* TASK DIRECTIONS
Search the data for the string "sportok" and gather each line it is in.

* ENTRIES SUPPLIED
○ ○ ○ ○ ○

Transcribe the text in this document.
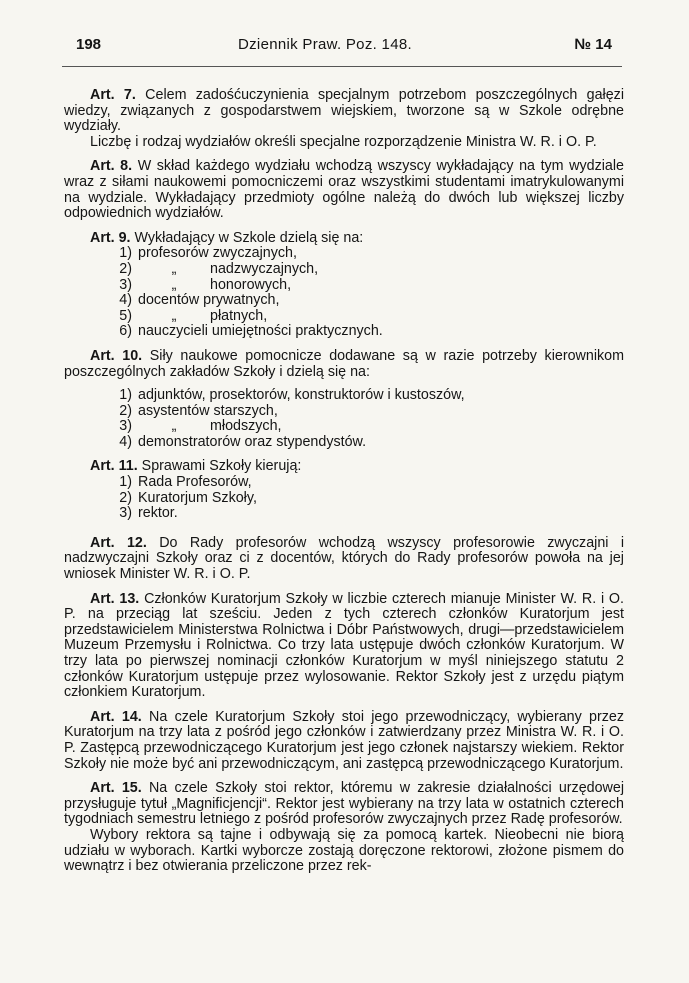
198	Dziennik Praw. Poz. 148.	№ 14

Art. 7. Celem zadośćuczynienia specjalnym potrzebom poszczególnych gałęzi wiedzy, związanych z gospodarstwem wiejskiem, tworzone są w Szkole odrębne wydziały.

Liczbę i rodzaj wydziałów określi specjalne rozporządzenie Ministra W. R. i O. P.

Art. 8. W skład każdego wydziału wchodzą wszyscy wykładający na tym wydziale wraz z siłami naukowemi pomocniczemi oraz wszystkimi studentami imatrykulowanymi na wydziale. Wykładający przedmioty ogólne należą do dwóch lub większej liczby odpowiednich wydziałów.

Art. 9. Wykładający w Szkole dzielą się na:

1) profesorów zwyczajnych,
2)	„ nadzwyczajnych,
3)	„ honorowych,
4) docentów prywatnych,
5)	„ płatnych,
6) nauczycieli umiejętności praktycznych.

Art. 10. Siły naukowe pomocnicze dodawane są w razie potrzeby kierownikom poszczególnych zakładów Szkoły i dzielą się na:

1) adjunktów, prosektorów, konstruktorów i kustoszów,
2) asystentów starszych,
3)	„ młodszych,
4) demonstratorów oraz stypendystów.

Art. 11. Sprawami Szkoły kierują:

1) Rada Profesorów,
2) Kuratorjum Szkoły,
3) rektor.

Art. 12. Do Rady profesorów wchodzą wszyscy profesorowie zwyczajni i nadzwyczajni Szkoły oraz ci z docentów, których do Rady profesorów powoła na jej wniosek Minister W. R. i O. P.

Art. 13. Członków Kuratorjum Szkoły w liczbie czterech mianuje Minister W. R. i O. P. na przeciąg lat sześciu. Jeden z tych czterech członków Kuratorjum jest przedstawicielem Ministerstwa Rolnictwa i Dóbr Państwowych, drugi—przedstawicielem Muzeum Przemysłu i Rolnictwa. Co trzy lata ustępuje dwóch członków Kuratorjum. W trzy lata po pierwszej nominacji członków Kuratorjum w myśl niniejszego statutu 2 członków Kuratorjum ustępuje przez wylosowanie. Rektor Szkoły jest z urzędu piątym członkiem Kuratorjum.

Art. 14. Na czele Kuratorjum Szkoły stoi jego przewodniczący, wybierany przez Kuratorjum na trzy lata z pośród jego członków i zatwierdzany przez Ministra W. R. i O. P. Zastępcą przewodniczącego Kuratorjum jest jego członek najstarszy wiekiem. Rektor Szkoły nie może być ani przewodniczącym, ani zastępcą przewodniczącego Kuratorjum.

Art. 15. Na czele Szkoły stoi rektor, któremu w zakresie działalności urzędowej przysługuje tytuł „Magnificjencji“. Rektor jest wybierany na trzy lata w ostatnich czterech tygodniach semestru letniego z pośród profesorów zwyczajnych przez Radę profesorów.

Wybory rektora są tajne i odbywają się za pomocą kartek. Nieobecni nie biorą udziału w wyborach. Kartki wyborcze zostają doręczone rektorowi, złożone pismem do wewnątrz i bez otwierania przeliczone przez rek-
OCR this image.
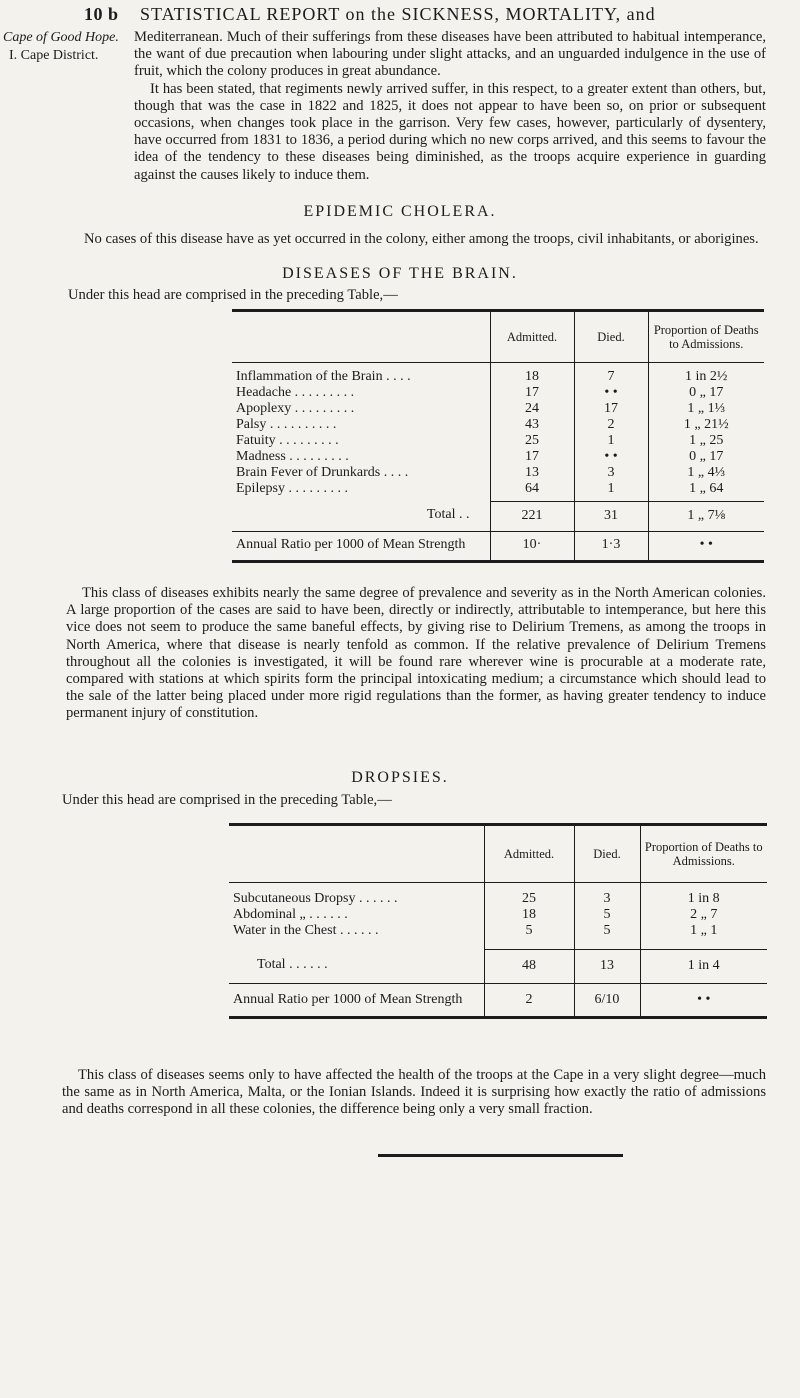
10 b STATISTICAL REPORT on the SICKNESS, MORTALITY, and
Cape of Good Hope.
I. Cape District.

Mediterranean. Much of their sufferings from these diseases have been attributed to habitual intemperance, the want of due precaution when labouring under slight attacks, and an unguarded indulgence in the use of fruit, which the colony produces in great abundance.

It has been stated, that regiments newly arrived suffer, in this respect, to a greater extent than others, but, though that was the case in 1822 and 1825, it does not appear to have been so, on prior or subsequent occasions, when changes took place in the garrison. Very few cases, however, particularly of dysentery, have occurred from 1831 to 1836, a period during which no new corps arrived, and this seems to favour the idea of the tendency to these diseases being diminished, as the troops acquire experience in guarding against the causes likely to induce them.

EPIDEMIC CHOLERA.

No cases of this disease have as yet occurred in the colony, either among the troops, civil inhabitants, or aborigines.

DISEASES OF THE BRAIN.
Under this head are comprised in the preceding Table,—
	Admitted.	Died.	Proportion of Deaths to Admissions.
Inflammation of the Brain . . . .	18	7	1 in 2½
Headache . . . . . . . . .	17	• •	0 „ 17
Apoplexy . . . . . . . . .	24	17	1 „ 1⅓
Palsy . . . . . . . . . .	43	2	1 „ 21½
Fatuity . . . . . . . . .	25	1	1 „ 25
Madness . . . . . . . . .	17	• •	0 „ 17
Brain Fever of Drunkards . . . .	13	3	1 „ 4⅓
Epilepsy . . . . . . . . .	64	1	1 „ 64
Total . .	221	31	1 „ 7⅛
Annual Ratio per 1000 of Mean Strength	10·	1·3	• •

This class of diseases exhibits nearly the same degree of prevalence and severity as in the North American colonies. A large proportion of the cases are said to have been, directly or indirectly, attributable to intemperance, but here this vice does not seem to produce the same baneful effects, by giving rise to Delirium Tremens, as among the troops in North America, where that disease is nearly tenfold as common. If the relative prevalence of Delirium Tremens throughout all the colonies is investigated, it will be found rare wherever wine is procurable at a moderate rate, compared with stations at which spirits form the principal intoxicating medium; a circumstance which should lead to the sale of the latter being placed under more rigid regulations than the former, as having greater tendency to induce permanent injury of constitution.

DROPSIES.
Under this head are comprised in the preceding Table,—
	Admitted.	Died.	Proportion of Deaths to Admissions.
Subcutaneous Dropsy . . . . . .	25	3	1 in 8
Abdominal „ . . . . . .	18	5	2 „ 7
Water in the Chest . . . . . .	5	5	1 „ 1
Total . . . . . .	48	13	1 in 4
Annual Ratio per 1000 of Mean Strength	2	6/10	• •

This class of diseases seems only to have affected the health of the troops at the Cape in a very slight degree—much the same as in North America, Malta, or the Ionian Islands. Indeed it is surprising how exactly the ratio of admissions and deaths correspond in all these colonies, the difference being only a very small fraction.
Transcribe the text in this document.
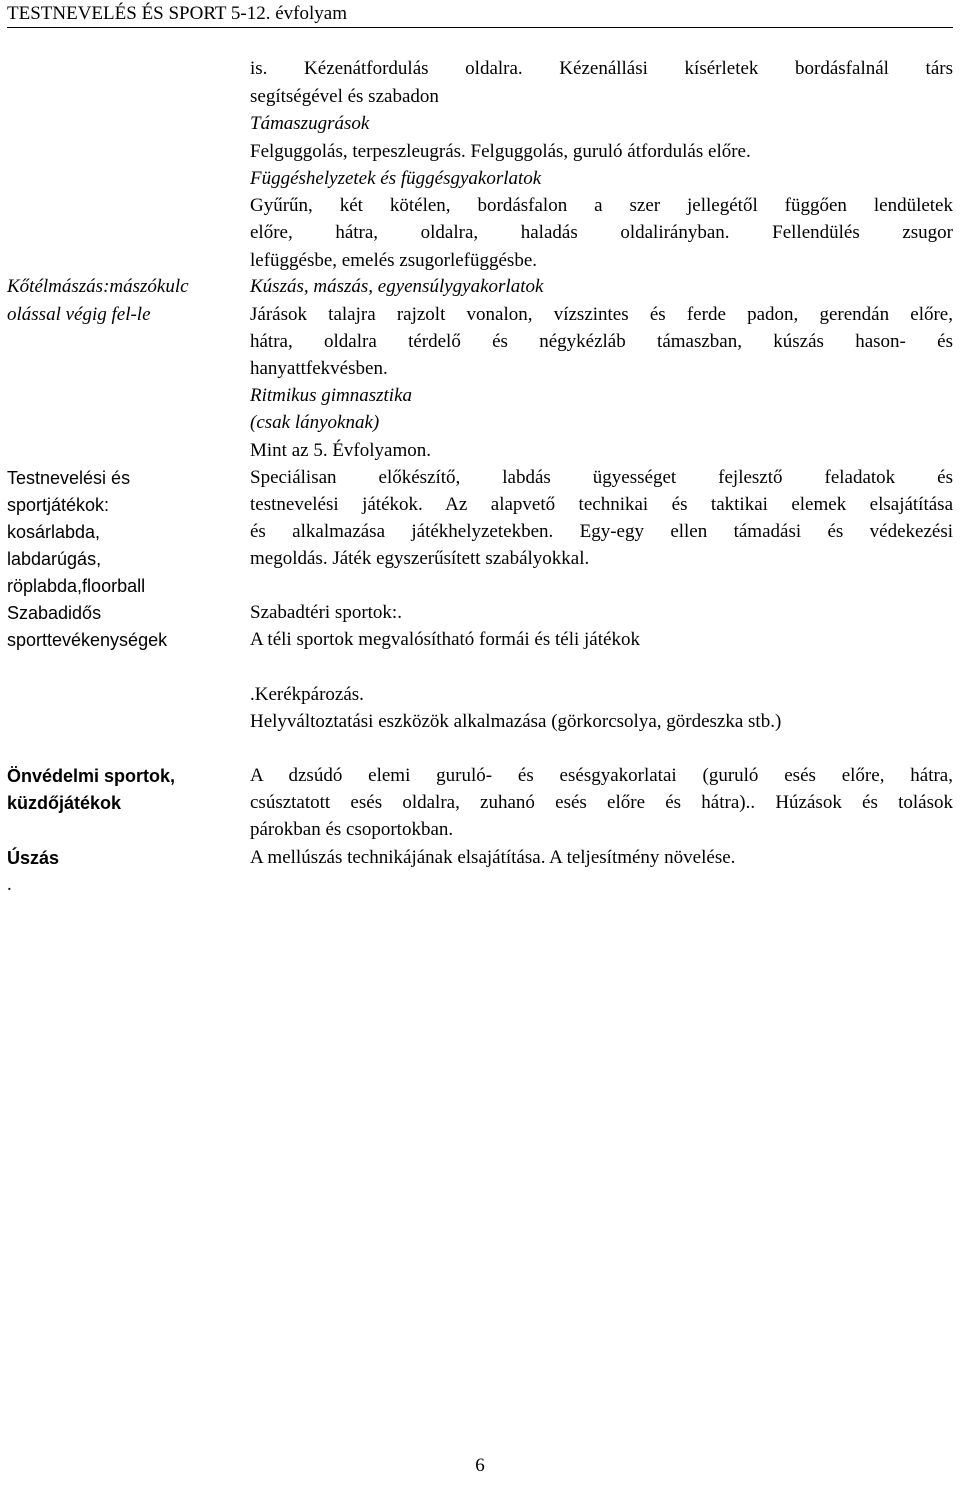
TESTNEVELÉS ÉS SPORT 5-12. évfolyam
is. Kézenátfordulás oldalra. Kézenállási kísérletek bordásfalnál társ
segítségével és szabadon
Támaszugrások
Felguggolás, terpeszleugrás. Felguggolás, guruló átfordulás előre.
Függéshelyzetek és függésgyakorlatok
Gyűrűn, két kötélen, bordásfalon a szer jellegétől függően lendületek
előre, hátra, oldalra, haladás oldalirányban. Fellendülés zsugor
lefüggésbe, emelés zsugorlefüggésbe.
Kúszás, mászás, egyensúlygyakorlatok
Járások talajra rajzolt vonalon, vízszintes és ferde padon, gerendán előre,
hátra, oldalra térdelő és négykézláb támaszban, kúszás hason- és
hanyattfekvésben.
Ritmikus gimnasztika
(csak lányoknak)
Mint az 5. Évfolyamon.
Speciálisan előkészítő, labdás ügyességet fejlesztő feladatok és
testnevelési játékok. Az alapvető technikai és taktikai elemek elsajátítása
és alkalmazása játékhelyzetekben. Egy-egy ellen támadási és védekezési
megoldás. Játék egyszerűsített szabályokkal.
Szabadtéri sportok:.
A téli sportok megvalósítható formái és téli játékok
.Kerékpározás.
Helyváltoztatási eszközök alkalmazása (görkorcsolya, gördeszka stb.)
A dzsúdó elemi guruló- és esésgyakorlatai (guruló esés előre, hátra,
csúsztatott esés oldalra, zuhanó esés előre és hátra).. Húzások és tolások
párokban és csoportokban.
A mellúszás technikájának elsajátítása. A teljesítmény növelése.
Kőtélmászás:mászókulc
olással végig fel-le
Testnevelési és
sportjátékok:
kosárlabda,
labdarúgás,
röplabda,floorball
Szabadidős
sporttevékenységek
Önvédelmi sportok,
küzdőjátékok
Úszás
.
6
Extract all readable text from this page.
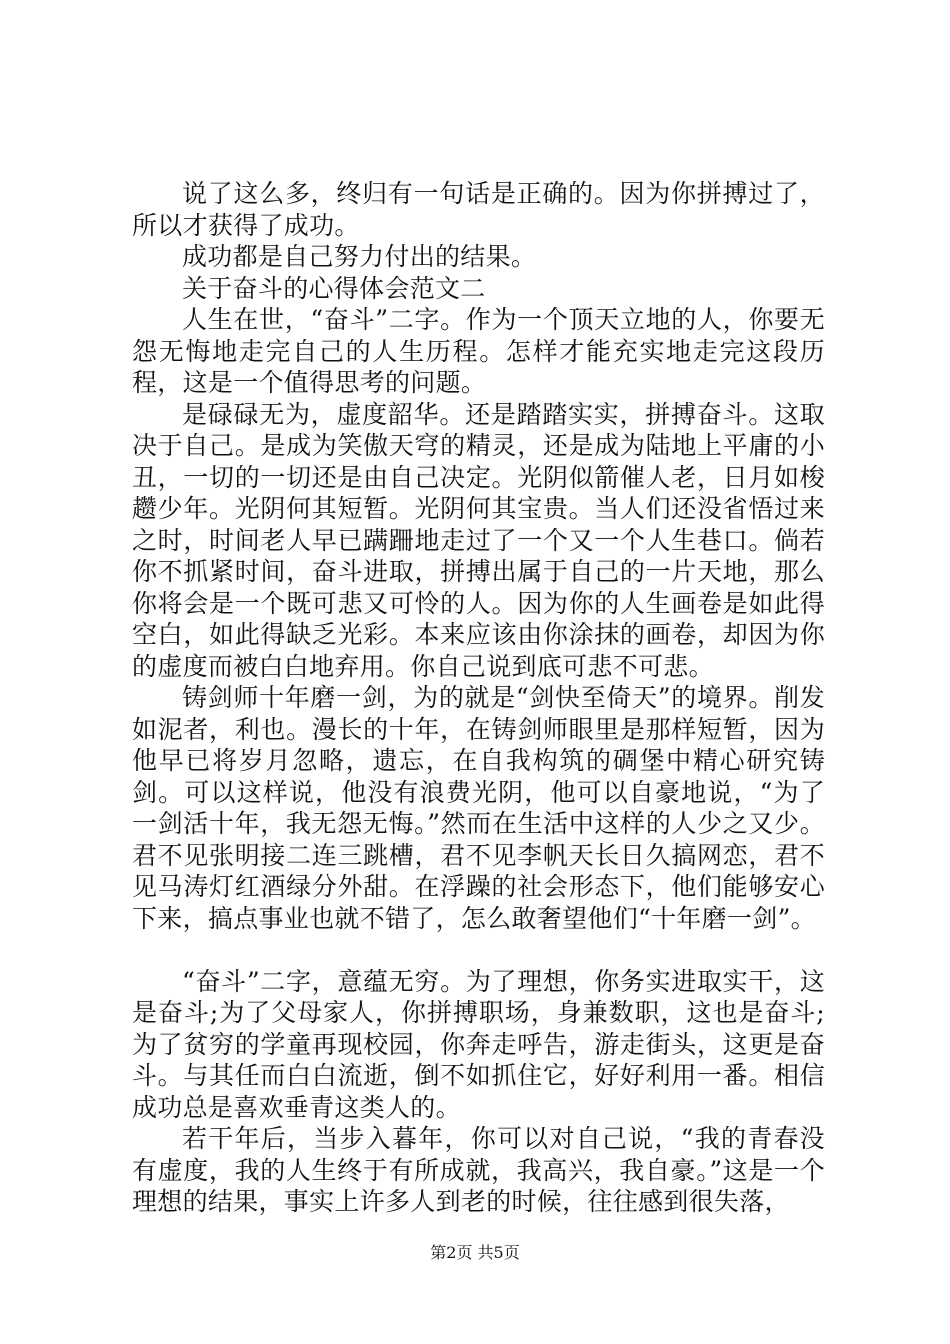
说了这么多，终归有一句话是正确的。因为你拼搏过了，所以才获得了成功。

成功都是自己努力付出的结果。

关于奋斗的心得体会范文二

人生在世，“奋斗”二字。作为一个顶天立地的人，你要无怨无悔地走完自己的人生历程。怎样才能充实地走完这段历程，这是一个值得思考的问题。

是碌碌无为，虚度韶华。还是踏踏实实，拼搏奋斗。这取决于自己。是成为笑傲天穹的精灵，还是成为陆地上平庸的小丑，一切的一切还是由自己决定。光阴似箭催人老，日月如梭趱少年。光阴何其短暂。光阴何其宝贵。当人们还没省悟过来之时，时间老人早已蹒跚地走过了一个又一个人生巷口。倘若你不抓紧时间，奋斗进取，拼搏出属于自己的一片天地，那么你将会是一个既可悲又可怜的人。因为你的人生画卷是如此得空白，如此得缺乏光彩。本来应该由你涂抹的画卷，却因为你的虚度而被白白地弃用。你自己说到底可悲不可悲。

铸剑师十年磨一剑，为的就是“剑快至倚天”的境界。削发如泥者，利也。漫长的十年，在铸剑师眼里是那样短暂，因为他早已将岁月忽略，遗忘，在自我构筑的碉堡中精心研究铸剑。可以这样说，他没有浪费光阴，他可以自豪地说，“为了一剑活十年，我无怨无悔。”然而在生活中这样的人少之又少。君不见张明接二连三跳槽，君不见李帆天长日久搞网恋，君不见马涛灯红酒绿分外甜。在浮躁的社会形态下，他们能够安心下来，搞点事业也就不错了，怎么敢奢望他们“十年磨一剑”。

“奋斗”二字，意蕴无穷。为了理想，你务实进取实干，这是奋斗;为了父母家人，你拼搏职场，身兼数职，这也是奋斗;为了贫穷的学童再现校园，你奔走呼告，游走街头，这更是奋斗。与其任而白白流逝，倒不如抓住它，好好利用一番。相信成功总是喜欢垂青这类人的。

若干年后，当步入暮年，你可以对自己说，“我的青春没有虚度，我的人生终于有所成就，我高兴，我自豪。”这是一个理想的结果，事实上许多人到老的时候，往往感到很失落，

第2页 共5页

○ ○ ○ ○ ○

* ANSWER TO THE EXERCISE
Szabadtéri sportok:.
A téli sportok megvalósítható formái és téli játékok
Önvédelmi sportok,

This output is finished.